> Task instructions:
Below are records to be output exactly, every one of them.

=== Data to use ===

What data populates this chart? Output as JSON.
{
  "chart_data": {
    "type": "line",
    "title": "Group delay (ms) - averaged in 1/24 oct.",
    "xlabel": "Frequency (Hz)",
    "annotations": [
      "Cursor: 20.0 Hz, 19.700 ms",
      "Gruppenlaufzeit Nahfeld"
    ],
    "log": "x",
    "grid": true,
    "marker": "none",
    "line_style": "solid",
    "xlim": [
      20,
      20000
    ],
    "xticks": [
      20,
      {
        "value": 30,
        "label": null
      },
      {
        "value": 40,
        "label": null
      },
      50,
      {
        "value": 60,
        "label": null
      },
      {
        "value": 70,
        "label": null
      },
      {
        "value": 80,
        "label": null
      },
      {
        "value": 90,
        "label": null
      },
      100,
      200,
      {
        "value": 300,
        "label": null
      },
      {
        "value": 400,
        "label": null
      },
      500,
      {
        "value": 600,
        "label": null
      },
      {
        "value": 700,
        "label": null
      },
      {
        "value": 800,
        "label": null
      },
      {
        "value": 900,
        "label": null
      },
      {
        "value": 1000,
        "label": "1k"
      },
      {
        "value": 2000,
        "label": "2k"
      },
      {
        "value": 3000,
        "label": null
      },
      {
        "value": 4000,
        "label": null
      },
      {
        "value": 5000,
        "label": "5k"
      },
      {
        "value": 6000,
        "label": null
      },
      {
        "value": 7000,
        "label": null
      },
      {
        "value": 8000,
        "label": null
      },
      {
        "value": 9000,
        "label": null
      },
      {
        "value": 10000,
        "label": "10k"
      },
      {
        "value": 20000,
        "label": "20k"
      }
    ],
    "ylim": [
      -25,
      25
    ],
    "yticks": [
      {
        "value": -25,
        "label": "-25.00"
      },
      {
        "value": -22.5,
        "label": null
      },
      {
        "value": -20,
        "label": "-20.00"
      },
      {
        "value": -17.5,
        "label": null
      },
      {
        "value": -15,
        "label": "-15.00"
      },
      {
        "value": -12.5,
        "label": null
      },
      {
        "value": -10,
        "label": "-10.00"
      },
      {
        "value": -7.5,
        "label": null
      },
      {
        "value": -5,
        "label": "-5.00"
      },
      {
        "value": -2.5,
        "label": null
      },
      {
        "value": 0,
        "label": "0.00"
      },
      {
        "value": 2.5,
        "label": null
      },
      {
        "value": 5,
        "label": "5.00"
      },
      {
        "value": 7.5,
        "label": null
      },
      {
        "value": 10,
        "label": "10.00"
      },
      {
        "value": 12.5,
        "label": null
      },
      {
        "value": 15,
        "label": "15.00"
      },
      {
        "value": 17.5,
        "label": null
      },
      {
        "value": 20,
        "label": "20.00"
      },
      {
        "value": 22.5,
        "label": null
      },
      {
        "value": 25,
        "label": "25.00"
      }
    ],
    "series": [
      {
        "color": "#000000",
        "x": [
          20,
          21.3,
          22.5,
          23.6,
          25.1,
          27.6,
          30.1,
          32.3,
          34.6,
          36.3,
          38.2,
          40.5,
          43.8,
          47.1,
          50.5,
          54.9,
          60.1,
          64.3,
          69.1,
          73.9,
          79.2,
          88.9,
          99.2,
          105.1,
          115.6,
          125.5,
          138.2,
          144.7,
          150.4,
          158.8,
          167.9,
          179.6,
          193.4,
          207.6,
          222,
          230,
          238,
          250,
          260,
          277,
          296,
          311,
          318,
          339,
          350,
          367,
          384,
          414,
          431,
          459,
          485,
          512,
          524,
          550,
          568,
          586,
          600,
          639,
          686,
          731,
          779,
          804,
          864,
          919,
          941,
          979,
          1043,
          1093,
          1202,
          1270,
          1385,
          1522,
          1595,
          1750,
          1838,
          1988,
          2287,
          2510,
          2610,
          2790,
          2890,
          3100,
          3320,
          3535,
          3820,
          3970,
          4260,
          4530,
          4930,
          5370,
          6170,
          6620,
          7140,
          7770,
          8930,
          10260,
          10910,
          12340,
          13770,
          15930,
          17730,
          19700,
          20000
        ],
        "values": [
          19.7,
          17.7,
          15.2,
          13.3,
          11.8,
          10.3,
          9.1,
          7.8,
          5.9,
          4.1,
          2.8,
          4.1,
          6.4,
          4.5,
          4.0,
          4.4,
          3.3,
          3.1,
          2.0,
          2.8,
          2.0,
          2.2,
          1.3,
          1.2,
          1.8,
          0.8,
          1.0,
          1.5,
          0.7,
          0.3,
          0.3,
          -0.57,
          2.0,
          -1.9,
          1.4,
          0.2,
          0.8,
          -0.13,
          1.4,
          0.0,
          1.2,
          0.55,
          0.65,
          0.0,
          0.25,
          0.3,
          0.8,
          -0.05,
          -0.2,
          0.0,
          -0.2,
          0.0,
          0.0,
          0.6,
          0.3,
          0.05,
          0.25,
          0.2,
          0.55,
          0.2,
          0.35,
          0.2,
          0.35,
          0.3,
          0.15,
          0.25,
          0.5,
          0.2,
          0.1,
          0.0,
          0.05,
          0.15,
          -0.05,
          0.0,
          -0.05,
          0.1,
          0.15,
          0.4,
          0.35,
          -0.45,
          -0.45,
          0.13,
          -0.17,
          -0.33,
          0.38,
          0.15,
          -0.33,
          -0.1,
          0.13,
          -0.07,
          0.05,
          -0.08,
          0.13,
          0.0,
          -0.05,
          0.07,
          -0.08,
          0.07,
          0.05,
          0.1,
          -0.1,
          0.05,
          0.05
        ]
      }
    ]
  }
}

===

> Solution below:
What data populates this chart? Output as JSON.
{
  "chart_data": {
    "type": "line",
    "title": "Group delay (ms) - averaged in 1/24 oct.",
    "xlabel": "Frequency (Hz)",
    "annotations": [
      "Cursor: 20.0 Hz, 19.700 ms",
      "Gruppenlaufzeit Nahfeld"
    ],
    "log": "x",
    "grid": true,
    "marker": "none",
    "line_style": "solid",
    "xlim": [
      20,
      20000
    ],
    "xticks": [
      20,
      {
        "value": 30,
        "label": null
      },
      {
        "value": 40,
        "label": null
      },
      50,
      {
        "value": 60,
        "label": null
      },
      {
        "value": 70,
        "label": null
      },
      {
        "value": 80,
        "label": null
      },
      {
        "value": 90,
        "label": null
      },
      100,
      200,
      {
        "value": 300,
        "label": null
      },
      {
        "value": 400,
        "label": null
      },
      500,
      {
        "value": 600,
        "label": null
      },
      {
        "value": 700,
        "label": null
      },
      {
        "value": 800,
        "label": null
      },
      {
        "value": 900,
        "label": null
      },
      {
        "value": 1000,
        "label": "1k"
      },
      {
        "value": 2000,
        "label": "2k"
      },
      {
        "value": 3000,
        "label": null
      },
      {
        "value": 4000,
        "label": null
      },
      {
        "value": 5000,
        "label": "5k"
      },
      {
        "value": 6000,
        "label": null
      },
      {
        "value": 7000,
        "label": null
      },
      {
        "value": 8000,
        "label": null
      },
      {
        "value": 9000,
        "label": null
      },
      {
        "value": 10000,
        "label": "10k"
      },
      {
        "value": 20000,
        "label": "20k"
      }
    ],
    "ylim": [
      -25,
      25
    ],
    "yticks": [
      {
        "value": -25,
        "label": "-25.00"
      },
      {
        "value": -22.5,
        "label": null
      },
      {
        "value": -20,
        "label": "-20.00"
      },
      {
        "value": -17.5,
        "label": null
      },
      {
        "value": -15,
        "label": "-15.00"
      },
      {
        "value": -12.5,
        "label": null
      },
      {
        "value": -10,
        "label": "-10.00"
      },
      {
        "value": -7.5,
        "label": null
      },
      {
        "value": -5,
        "label": "-5.00"
      },
      {
        "value": -2.5,
        "label": null
      },
      {
        "value": 0,
        "label": "0.00"
      },
      {
        "value": 2.5,
        "label": null
      },
      {
        "value": 5,
        "label": "5.00"
      },
      {
        "value": 7.5,
        "label": null
      },
      {
        "value": 10,
        "label": "10.00"
      },
      {
        "value": 12.5,
        "label": null
      },
      {
        "value": 15,
        "label": "15.00"
      },
      {
        "value": 17.5,
        "label": null
      },
      {
        "value": 20,
        "label": "20.00"
      },
      {
        "value": 22.5,
        "label": null
      },
      {
        "value": 25,
        "label": "25.00"
      }
    ],
    "series": [
      {
        "color": "#000000",
        "x": [
          20,
          21.3,
          22.5,
          23.6,
          25.1,
          27.6,
          30.1,
          32.3,
          34.6,
          36.3,
          38.2,
          40.5,
          43.8,
          47.1,
          50.5,
          54.9,
          60.1,
          64.3,
          69.1,
          73.9,
          79.2,
          88.9,
          99.2,
          105.1,
          115.6,
          125.5,
          138.2,
          144.7,
          150.4,
          158.8,
          167.9,
          179.6,
          193.4,
          207.6,
          222,
          230,
          238,
          250,
          260,
          277,
          296,
          311,
          318,
          339,
          350,
          367,
          384,
          414,
          431,
          459,
          485,
          512,
          524,
          550,
          568,
          586,
          600,
          639,
          686,
          731,
          779,
          804,
          864,
          919,
          941,
          979,
          1043,
          1093,
          1202,
          1270,
          1385,
          1522,
          1595,
          1750,
          1838,
          1988,
          2287,
          2510,
          2610,
          2790,
          2890,
          3100,
          3320,
          3535,
          3820,
          3970,
          4260,
          4530,
          4930,
          5370,
          6170,
          6620,
          7140,
          7770,
          8930,
          10260,
          10910,
          12340,
          13770,
          15930,
          17730,
          19700,
          20000
        ],
        "values": [
          19.7,
          17.7,
          15.2,
          13.3,
          11.8,
          10.3,
          9.1,
          7.8,
          5.9,
          4.1,
          2.8,
          4.1,
          6.4,
          4.5,
          4.0,
          4.4,
          3.3,
          3.1,
          2.0,
          2.8,
          2.0,
          2.2,
          1.3,
          1.2,
          1.8,
          0.8,
          1.0,
          1.5,
          0.7,
          0.3,
          0.3,
          -0.57,
          2.0,
          -1.9,
          1.4,
          0.2,
          0.8,
          -0.13,
          1.4,
          0.0,
          1.2,
          0.55,
          0.65,
          0.0,
          0.25,
          0.3,
          0.8,
          -0.05,
          -0.2,
          0.0,
          -0.2,
          0.0,
          0.0,
          0.6,
          0.3,
          0.05,
          0.25,
          0.2,
          0.55,
          0.2,
          0.35,
          0.2,
          0.35,
          0.3,
          0.15,
          0.25,
          0.5,
          0.2,
          0.1,
          0.0,
          0.05,
          0.15,
          -0.05,
          0.0,
          -0.05,
          0.1,
          0.15,
          0.4,
          0.35,
          -0.45,
          -0.45,
          0.13,
          -0.17,
          -0.33,
          0.38,
          0.15,
          -0.33,
          -0.1,
          0.13,
          -0.07,
          0.05,
          -0.08,
          0.13,
          0.0,
          -0.05,
          0.07,
          -0.08,
          0.07,
          0.05,
          0.1,
          -0.1,
          0.05,
          0.05
        ]
      }
    ]
  }
}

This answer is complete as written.